*WRITTEN TASK*: The records below need retyping in full; give them again exactly.

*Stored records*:
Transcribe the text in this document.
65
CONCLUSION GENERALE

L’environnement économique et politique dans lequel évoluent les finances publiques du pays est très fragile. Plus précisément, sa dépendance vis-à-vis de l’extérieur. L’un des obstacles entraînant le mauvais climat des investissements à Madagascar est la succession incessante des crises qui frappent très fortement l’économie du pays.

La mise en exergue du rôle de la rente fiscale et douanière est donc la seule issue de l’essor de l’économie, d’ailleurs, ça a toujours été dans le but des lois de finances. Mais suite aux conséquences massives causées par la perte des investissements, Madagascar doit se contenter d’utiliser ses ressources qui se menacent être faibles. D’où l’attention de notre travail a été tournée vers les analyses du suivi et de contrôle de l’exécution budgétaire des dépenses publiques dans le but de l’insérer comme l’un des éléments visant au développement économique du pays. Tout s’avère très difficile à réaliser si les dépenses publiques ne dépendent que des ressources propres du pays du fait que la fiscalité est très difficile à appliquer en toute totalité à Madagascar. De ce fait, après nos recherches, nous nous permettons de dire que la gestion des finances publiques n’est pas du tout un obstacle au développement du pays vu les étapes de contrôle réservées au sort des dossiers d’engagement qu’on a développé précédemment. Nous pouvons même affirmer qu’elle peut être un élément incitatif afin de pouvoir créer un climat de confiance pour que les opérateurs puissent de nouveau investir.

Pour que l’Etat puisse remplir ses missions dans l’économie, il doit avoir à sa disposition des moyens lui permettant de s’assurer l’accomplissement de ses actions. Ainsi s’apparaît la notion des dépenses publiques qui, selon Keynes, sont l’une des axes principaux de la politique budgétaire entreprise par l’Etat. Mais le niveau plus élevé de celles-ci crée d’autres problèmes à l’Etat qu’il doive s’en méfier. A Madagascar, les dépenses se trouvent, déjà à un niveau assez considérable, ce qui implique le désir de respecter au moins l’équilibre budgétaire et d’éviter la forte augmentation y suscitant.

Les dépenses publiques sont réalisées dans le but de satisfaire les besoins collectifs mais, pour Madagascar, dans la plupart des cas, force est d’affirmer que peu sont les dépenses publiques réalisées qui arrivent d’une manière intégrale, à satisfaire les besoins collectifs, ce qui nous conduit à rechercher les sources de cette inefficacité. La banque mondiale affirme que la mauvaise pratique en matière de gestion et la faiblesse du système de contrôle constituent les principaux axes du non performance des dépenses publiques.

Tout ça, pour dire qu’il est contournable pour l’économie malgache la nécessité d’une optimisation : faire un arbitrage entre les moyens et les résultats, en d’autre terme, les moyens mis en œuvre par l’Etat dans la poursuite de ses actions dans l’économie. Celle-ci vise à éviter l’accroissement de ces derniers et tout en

*COMPLETE ANSWER*:
Transcribe the text in this document.
65
CONCLUSION GENERALE

L’environnement économique et politique dans lequel évoluent les finances publiques du pays est très fragile. Plus précisément, sa dépendance vis-à-vis de l’extérieur. L’un des obstacles entraînant le mauvais climat des investissements à Madagascar est la succession incessante des crises qui frappent très fortement l’économie du pays.

La mise en exergue du rôle de la rente fiscale et douanière est donc la seule issue de l’essor de l’économie, d’ailleurs, ça a toujours été dans le but des lois de finances. Mais suite aux conséquences massives causées par la perte des investissements, Madagascar doit se contenter d’utiliser ses ressources qui se menacent être faibles. D’où l’attention de notre travail a été tournée vers les analyses du suivi et de contrôle de l’exécution budgétaire des dépenses publiques dans le but de l’insérer comme l’un des éléments visant au développement économique du pays. Tout s’avère très difficile à réaliser si les dépenses publiques ne dépendent que des ressources propres du pays du fait que la fiscalité est très difficile à appliquer en toute totalité à Madagascar. De ce fait, après nos recherches, nous nous permettons de dire que la gestion des finances publiques n’est pas du tout un obstacle au développement du pays vu les étapes de contrôle réservées au sort des dossiers d’engagement qu’on a développé précédemment. Nous pouvons même affirmer qu’elle peut être un élément incitatif afin de pouvoir créer un climat de confiance pour que les opérateurs puissent de nouveau investir.

Pour que l’Etat puisse remplir ses missions dans l’économie, il doit avoir à sa disposition des moyens lui permettant de s’assurer l’accomplissement de ses actions. Ainsi s’apparaît la notion des dépenses publiques qui, selon Keynes, sont l’une des axes principaux de la politique budgétaire entreprise par l’Etat. Mais le niveau plus élevé de celles-ci crée d’autres problèmes à l’Etat qu’il doive s’en méfier. A Madagascar, les dépenses se trouvent, déjà à un niveau assez considérable, ce qui implique le désir de respecter au moins l’équilibre budgétaire et d’éviter la forte augmentation y suscitant.

Les dépenses publiques sont réalisées dans le but de satisfaire les besoins collectifs mais, pour Madagascar, dans la plupart des cas, force est d’affirmer que peu sont les dépenses publiques réalisées qui arrivent d’une manière intégrale, à satisfaire les besoins collectifs, ce qui nous conduit à rechercher les sources de cette inefficacité. La banque mondiale affirme que la mauvaise pratique en matière de gestion et la faiblesse du système de contrôle constituent les principaux axes du non performance des dépenses publiques.

Tout ça, pour dire qu’il est contournable pour l’économie malgache la nécessité d’une optimisation : faire un arbitrage entre les moyens et les résultats, en d’autre terme, les moyens mis en œuvre par l’Etat dans la poursuite de ses actions dans l’économie. Celle-ci vise à éviter l’accroissement de ces derniers et tout en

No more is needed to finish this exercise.